►

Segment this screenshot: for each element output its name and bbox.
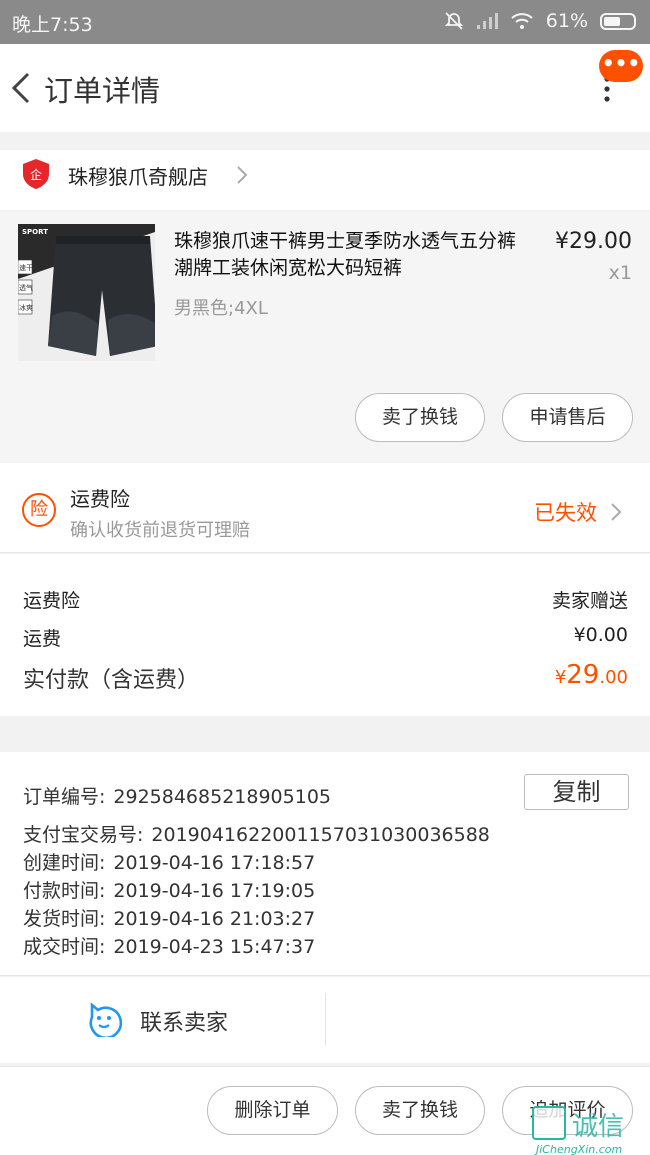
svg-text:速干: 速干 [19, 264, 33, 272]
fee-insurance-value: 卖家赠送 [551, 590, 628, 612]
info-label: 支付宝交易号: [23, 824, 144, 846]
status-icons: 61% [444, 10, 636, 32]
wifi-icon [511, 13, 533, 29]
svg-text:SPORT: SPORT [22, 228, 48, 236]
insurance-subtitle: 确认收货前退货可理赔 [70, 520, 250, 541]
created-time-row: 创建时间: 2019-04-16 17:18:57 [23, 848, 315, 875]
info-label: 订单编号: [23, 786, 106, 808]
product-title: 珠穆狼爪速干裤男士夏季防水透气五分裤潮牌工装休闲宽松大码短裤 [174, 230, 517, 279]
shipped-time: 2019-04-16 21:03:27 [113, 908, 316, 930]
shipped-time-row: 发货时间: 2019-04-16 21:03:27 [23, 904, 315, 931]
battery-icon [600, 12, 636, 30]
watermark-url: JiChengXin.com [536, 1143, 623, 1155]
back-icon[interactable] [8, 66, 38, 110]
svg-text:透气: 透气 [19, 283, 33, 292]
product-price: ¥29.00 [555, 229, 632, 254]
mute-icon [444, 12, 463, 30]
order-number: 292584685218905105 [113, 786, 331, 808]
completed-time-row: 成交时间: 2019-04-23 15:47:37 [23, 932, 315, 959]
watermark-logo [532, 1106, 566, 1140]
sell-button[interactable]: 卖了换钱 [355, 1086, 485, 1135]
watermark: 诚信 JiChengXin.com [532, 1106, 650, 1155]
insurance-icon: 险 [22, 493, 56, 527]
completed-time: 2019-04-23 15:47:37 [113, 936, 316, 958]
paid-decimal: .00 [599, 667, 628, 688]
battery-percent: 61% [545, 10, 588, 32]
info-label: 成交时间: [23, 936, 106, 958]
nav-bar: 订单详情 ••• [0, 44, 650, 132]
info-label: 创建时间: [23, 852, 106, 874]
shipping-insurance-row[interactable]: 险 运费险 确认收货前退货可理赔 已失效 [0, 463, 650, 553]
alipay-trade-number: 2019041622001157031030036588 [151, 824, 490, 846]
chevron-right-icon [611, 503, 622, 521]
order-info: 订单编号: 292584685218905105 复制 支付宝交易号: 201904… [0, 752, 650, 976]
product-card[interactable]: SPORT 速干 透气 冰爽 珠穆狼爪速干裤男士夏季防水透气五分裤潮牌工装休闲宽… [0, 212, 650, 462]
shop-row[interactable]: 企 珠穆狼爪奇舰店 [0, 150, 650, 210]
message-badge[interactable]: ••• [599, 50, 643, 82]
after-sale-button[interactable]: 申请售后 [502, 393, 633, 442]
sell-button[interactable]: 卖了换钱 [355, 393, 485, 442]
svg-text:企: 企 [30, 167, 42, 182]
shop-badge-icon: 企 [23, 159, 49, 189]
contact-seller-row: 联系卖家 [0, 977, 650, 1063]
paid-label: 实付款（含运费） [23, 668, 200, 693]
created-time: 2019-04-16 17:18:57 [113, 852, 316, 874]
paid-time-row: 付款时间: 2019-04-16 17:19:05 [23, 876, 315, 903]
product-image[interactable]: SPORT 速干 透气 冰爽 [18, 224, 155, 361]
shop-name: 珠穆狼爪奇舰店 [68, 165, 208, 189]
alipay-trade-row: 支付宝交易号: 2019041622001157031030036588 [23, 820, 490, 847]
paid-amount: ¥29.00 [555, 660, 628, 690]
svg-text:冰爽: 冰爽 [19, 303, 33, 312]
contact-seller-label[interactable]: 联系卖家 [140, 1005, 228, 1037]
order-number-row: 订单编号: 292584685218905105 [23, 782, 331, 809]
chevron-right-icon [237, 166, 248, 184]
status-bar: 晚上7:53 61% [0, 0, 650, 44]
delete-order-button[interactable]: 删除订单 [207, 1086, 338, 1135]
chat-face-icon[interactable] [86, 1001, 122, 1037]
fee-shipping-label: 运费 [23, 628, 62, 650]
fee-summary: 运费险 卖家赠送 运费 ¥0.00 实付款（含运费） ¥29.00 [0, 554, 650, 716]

◄

* Exercise directions
Present every line of the entries above as a numbered list, leaving out blank lines and the pictures.

* Expected answer
1. Segment this screenshot: for each element output its name and bbox.
2. svg-text:速干: 速干 [19, 264, 33, 272]
3. fee-insurance-value: 卖家赠送 [551, 590, 628, 612]
4. info-label: 支付宝交易号: [23, 824, 144, 846]
5. status-icons: 61% [444, 10, 636, 32]
6. wifi-icon [511, 13, 533, 29]
7. svg-text:SPORT: SPORT [22, 228, 48, 236]
8. insurance-subtitle: 确认收货前退货可理赔 [70, 520, 250, 541]
9. created-time-row: 创建时间: 2019-04-16 17:18:57 [23, 848, 315, 875]
10. info-label: 订单编号: [23, 786, 106, 808]
11. product-title: 珠穆狼爪速干裤男士夏季防水透气五分裤潮牌工装休闲宽松大码短裤 [174, 230, 517, 279]
12. shipped-time: 2019-04-16 21:03:27 [113, 908, 316, 930]
13. shipped-time-row: 发货时间: 2019-04-16 21:03:27 [23, 904, 315, 931]
14. battery-icon [600, 12, 636, 30]
15. watermark-url: JiChengXin.com [536, 1143, 623, 1155]
16. back-icon[interactable] [8, 66, 38, 110]
17. svg-text:透气: 透气 [19, 283, 33, 292]
18. product-price: ¥29.00 [555, 229, 632, 254]
19. mute-icon [444, 12, 463, 30]
20. order-number: 292584685218905105 [113, 786, 331, 808]
21. completed-time-row: 成交时间: 2019-04-23 15:47:37 [23, 932, 315, 959]
22. watermark-logo [532, 1106, 566, 1140]
23. sell-button[interactable]: 卖了换钱 [355, 1086, 485, 1135]
24. watermark: 诚信 JiChengXin.com [532, 1106, 650, 1155]
25. insurance-icon: 险 [22, 493, 56, 527]
26. completed-time: 2019-04-23 15:47:37 [113, 936, 316, 958]
27. paid-decimal: .00 [599, 667, 628, 688]
28. battery-percent: 61% [545, 10, 588, 32]
29. info-label: 成交时间: [23, 936, 106, 958]
30. nav-bar: 订单详情 ••• [0, 44, 650, 132]
31. info-label: 创建时间: [23, 852, 106, 874]
32. shipping-insurance-row[interactable]: 险 运费险 确认收货前退货可理赔 已失效 [0, 463, 650, 553]
33. alipay-trade-number: 2019041622001157031030036588 [151, 824, 490, 846]
34. chevron-right-icon [611, 503, 622, 521]
35. order-info: 订单编号: 292584685218905105 复制 支付宝交易号: 201904… [0, 752, 650, 976]
36. product-card[interactable]: SPORT 速干 透气 冰爽 珠穆狼爪速干裤男士夏季防水透气五分裤潮牌工装休闲宽… [0, 212, 650, 462]
37. shop-row[interactable]: 企 珠穆狼爪奇舰店 [0, 150, 650, 210]
38. message-badge[interactable]: ••• [599, 50, 643, 82]
39. after-sale-button[interactable]: 申请售后 [502, 393, 633, 442]
40. sell-button[interactable]: 卖了换钱 [355, 393, 485, 442]
41. svg-text:企: 企 [30, 167, 42, 182]
42. shop-badge-icon: 企 [23, 159, 49, 189]
43. contact-seller-row: 联系卖家 [0, 977, 650, 1063]
44. paid-label: 实付款（含运费） [23, 668, 200, 693]
45. created-time: 2019-04-16 17:18:57 [113, 852, 316, 874]
46. paid-time-row: 付款时间: 2019-04-16 17:19:05 [23, 876, 315, 903]
47. product-image[interactable]: SPORT 速干 透气 冰爽 [18, 224, 155, 361]
48. shop-name: 珠穆狼爪奇舰店 [68, 165, 208, 189]
49. alipay-trade-row: 支付宝交易号: 2019041622001157031030036588 [23, 820, 490, 847]
50. paid-amount: ¥29.00 [555, 660, 628, 690]
51. svg-text:冰爽: 冰爽 [19, 303, 33, 312]
52. contact-seller-label[interactable]: 联系卖家 [140, 1005, 228, 1037]
53. order-number-row: 订单编号: 292584685218905105 [23, 782, 331, 809]
54. chevron-right-icon [237, 166, 248, 184]
55. status-bar: 晚上7:53 61% [0, 0, 650, 44]
56. delete-order-button[interactable]: 删除订单 [207, 1086, 338, 1135]
57. chat-face-icon[interactable] [86, 1001, 122, 1037]
58. fee-shipping-label: 运费 [23, 628, 62, 650]
59. fee-summary: 运费险 卖家赠送 运费 ¥0.00 实付款（含运费） ¥29.00 [0, 554, 650, 716]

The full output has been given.